▸ Task goal: Please determine how many lines of the material include the word "this", and respond with nothing but that number.

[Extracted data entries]
===============

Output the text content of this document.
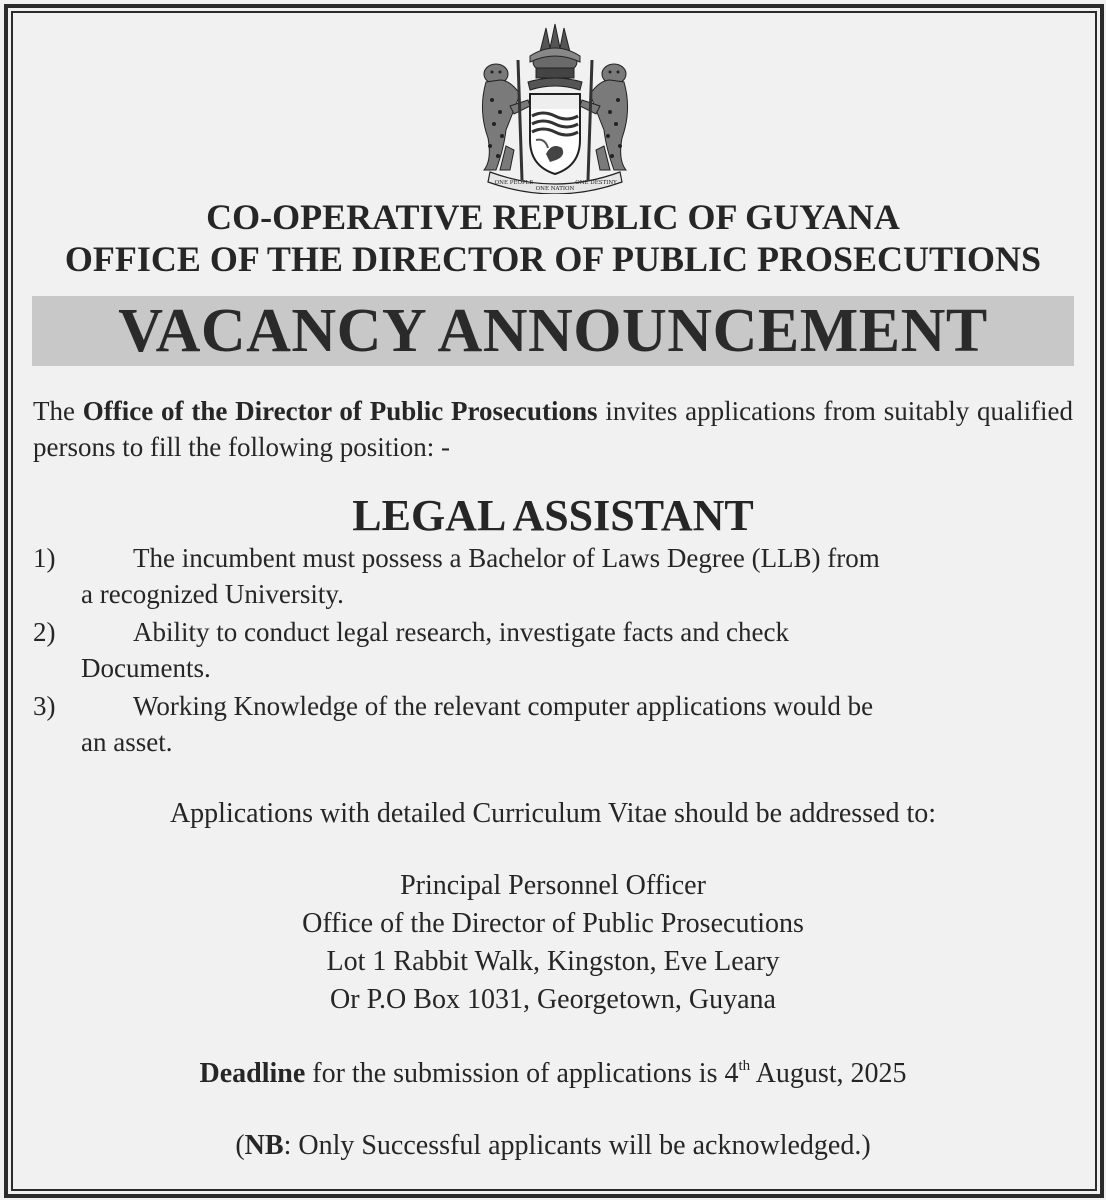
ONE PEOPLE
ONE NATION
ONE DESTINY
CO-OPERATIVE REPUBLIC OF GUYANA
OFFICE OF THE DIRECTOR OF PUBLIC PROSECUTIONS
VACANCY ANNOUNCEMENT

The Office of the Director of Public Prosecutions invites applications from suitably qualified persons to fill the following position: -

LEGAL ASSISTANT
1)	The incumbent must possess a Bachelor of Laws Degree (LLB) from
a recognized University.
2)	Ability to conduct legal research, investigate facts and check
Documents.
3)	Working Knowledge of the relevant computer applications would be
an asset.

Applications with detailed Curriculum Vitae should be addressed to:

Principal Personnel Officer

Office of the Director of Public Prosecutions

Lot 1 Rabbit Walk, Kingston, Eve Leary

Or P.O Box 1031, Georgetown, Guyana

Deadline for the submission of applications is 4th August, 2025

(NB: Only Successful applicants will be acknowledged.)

===============

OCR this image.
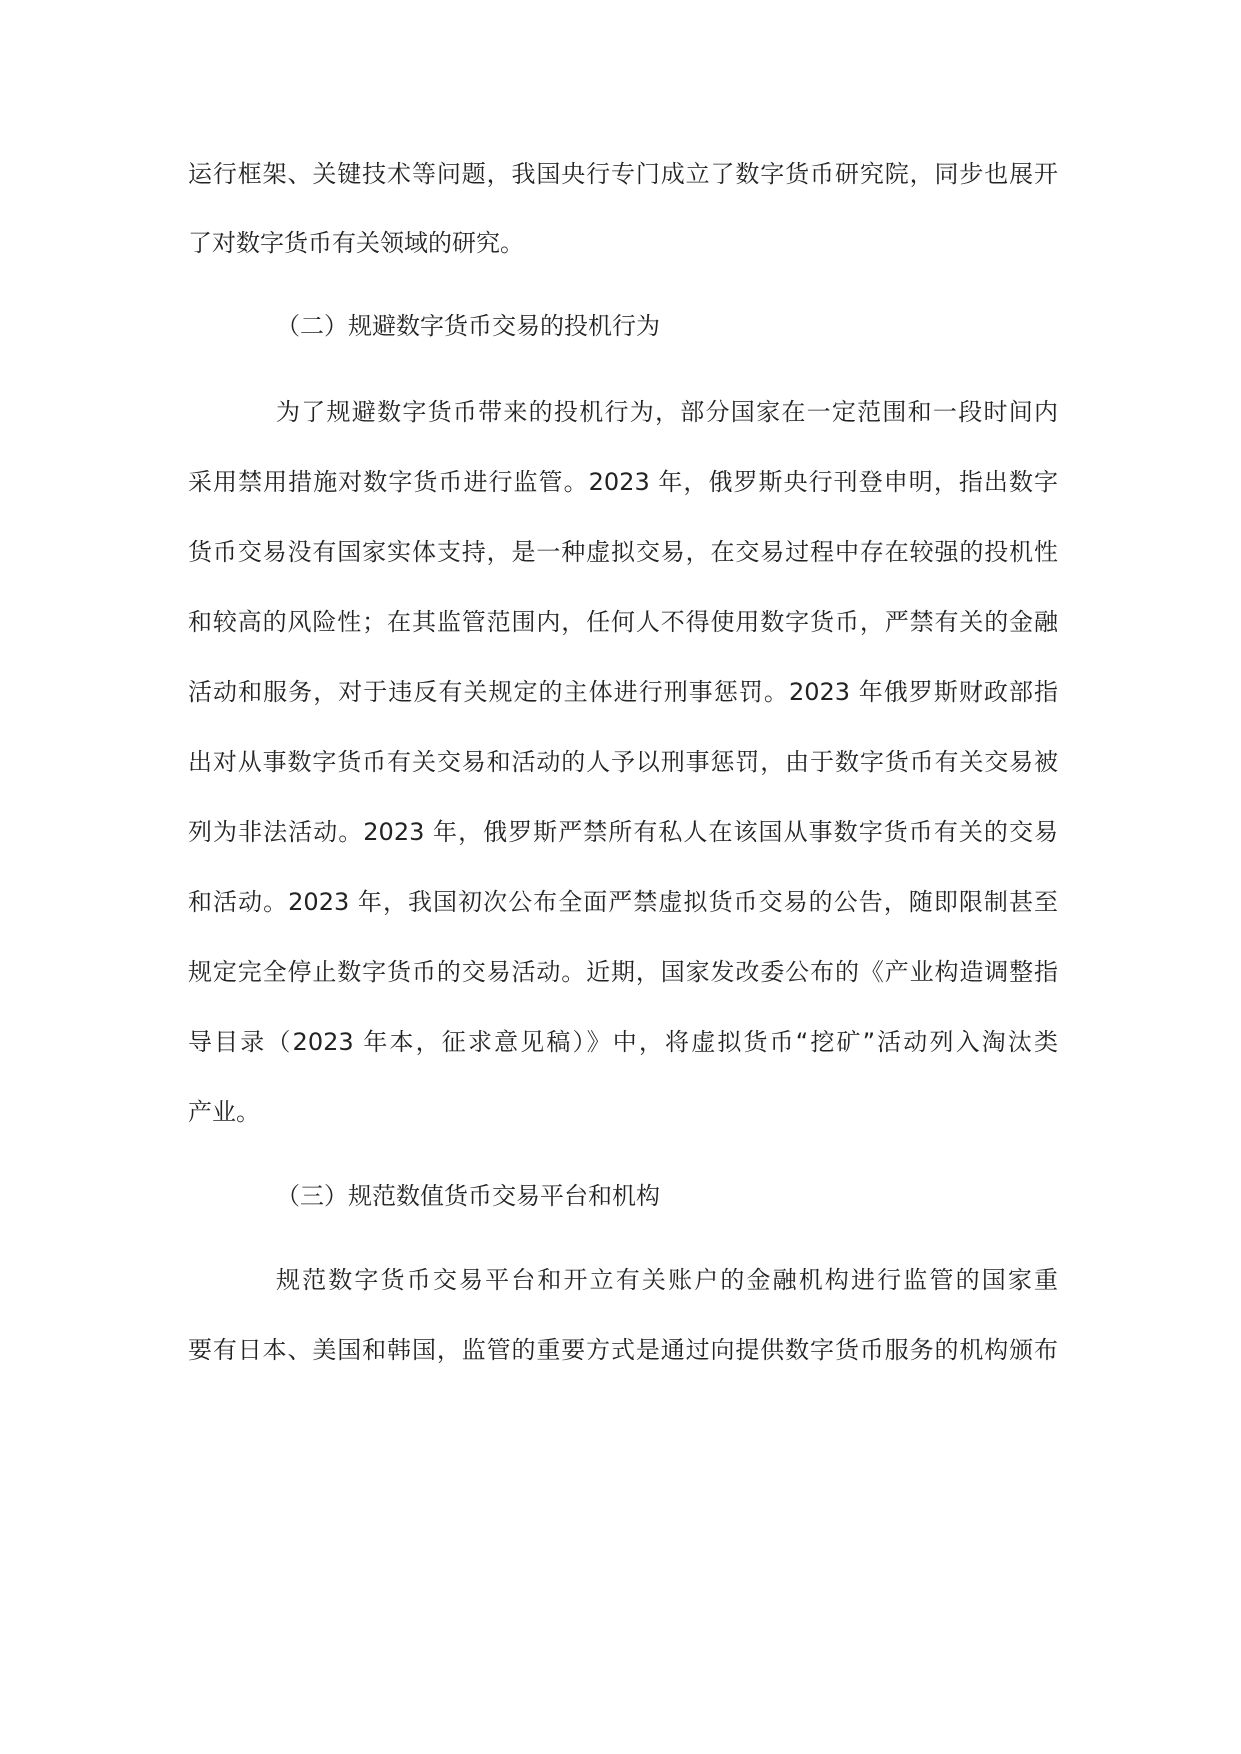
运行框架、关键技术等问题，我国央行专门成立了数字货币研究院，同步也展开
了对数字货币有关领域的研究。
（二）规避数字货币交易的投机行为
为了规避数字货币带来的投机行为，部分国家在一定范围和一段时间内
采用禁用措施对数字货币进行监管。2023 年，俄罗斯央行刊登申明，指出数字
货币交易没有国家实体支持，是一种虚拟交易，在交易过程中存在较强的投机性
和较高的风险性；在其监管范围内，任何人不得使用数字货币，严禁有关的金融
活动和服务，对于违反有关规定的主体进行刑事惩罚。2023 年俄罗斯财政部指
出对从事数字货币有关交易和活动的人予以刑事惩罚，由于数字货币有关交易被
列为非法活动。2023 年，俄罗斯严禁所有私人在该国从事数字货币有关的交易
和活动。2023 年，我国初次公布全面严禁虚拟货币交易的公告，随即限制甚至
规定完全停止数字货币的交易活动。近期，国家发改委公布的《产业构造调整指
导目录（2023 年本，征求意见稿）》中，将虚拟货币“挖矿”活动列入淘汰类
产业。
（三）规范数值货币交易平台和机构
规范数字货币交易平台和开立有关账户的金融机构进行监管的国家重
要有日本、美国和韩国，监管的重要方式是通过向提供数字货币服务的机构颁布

===============

▸ Task response: 2